** start **

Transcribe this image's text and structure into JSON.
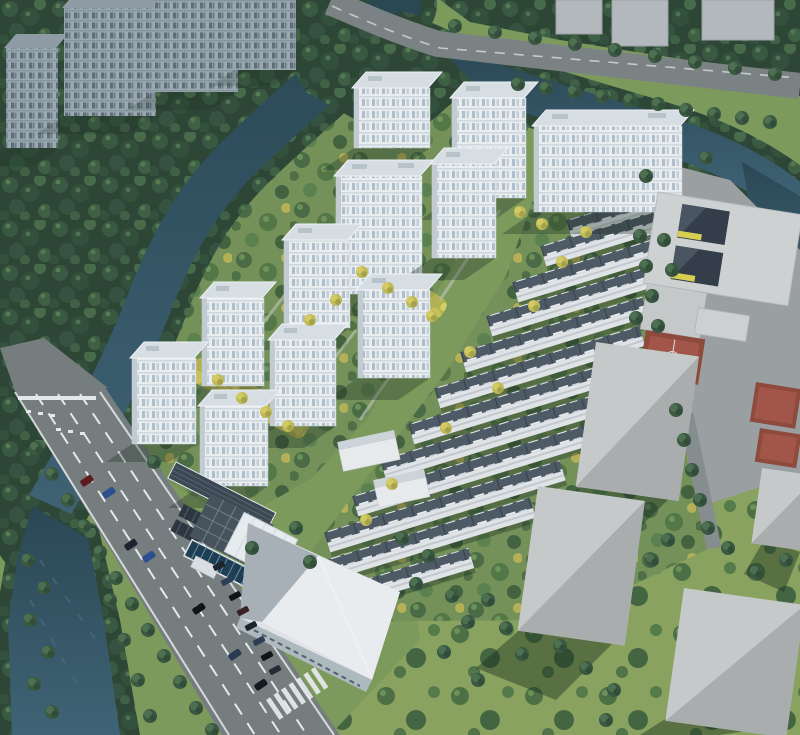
{
  "image": {
    "kind": "aerial-architectural-rendering",
    "subject": "bird's-eye masterplan rendering of a riverside residential development",
    "width_px": 800,
    "height_px": 735,
    "visible_text": ""
  },
  "scene": {
    "development": {
      "white_high_rise_towers": 11,
      "low_rise_amenity_buildings": 2,
      "townhouse_rows": 12,
      "golden_landscape_axes": 2,
      "swimming_pool": 1,
      "solar_canopy": 1,
      "clubhouse": 1
    },
    "context": {
      "muted_neighbor_towers_northwest": 4,
      "gray_slabs_northeast": 3,
      "gray_massing_blocks_southeast": 4,
      "school_building_with_courtyards": 1,
      "red_sports_courts": 3,
      "commercial_building_south": 1
    },
    "landscape": {
      "rivers": 2,
      "pond": 1,
      "forest_zones": 3,
      "street_tree_rows": 6
    },
    "roads": {
      "arterial_southwest_lanes": 4,
      "north_road": 1,
      "east_boundary_road": 1,
      "crosswalks": 1,
      "cars_visible": 15
    }
  },
  "colors": {
    "lawn": "#7d9a5d",
    "lawnBright": "#8aa25f",
    "forest": "#2e4636",
    "river": "#2c4a57",
    "riverLight": "#3f6476",
    "road": "#767d7e",
    "roadLight": "#8a9092",
    "lane": "#e6e9ea",
    "towerFace": "#e9edf0",
    "towerRoof": "#d6dee3",
    "towerSide": "#c2cbd2",
    "mutedTower": "#9aa8b1",
    "mutedRoof": "#8f9ca5",
    "thRoof": "#4e5a66",
    "thWall": "#dfe3e6",
    "massTop": "#c6c9ca",
    "massSide": "#a9adae",
    "plaza": "#9aa0a2",
    "schoolWall": "#ced1d2",
    "notch": "#343e4a",
    "accentYellow": "#d6cf52",
    "courtRed": "#8e4a3c",
    "courtRedLight": "#a2564a",
    "poolBlue": "#1e3e54",
    "solar": "#3c4954",
    "gridRoof": "#46525c",
    "treeGold": "#c2bb5c"
  }
}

** end **

* EXERCISE OBJECTIVE
Only the number is wanted: how many lines of the data contain the word "image"?

* RESPONSE BELOW
2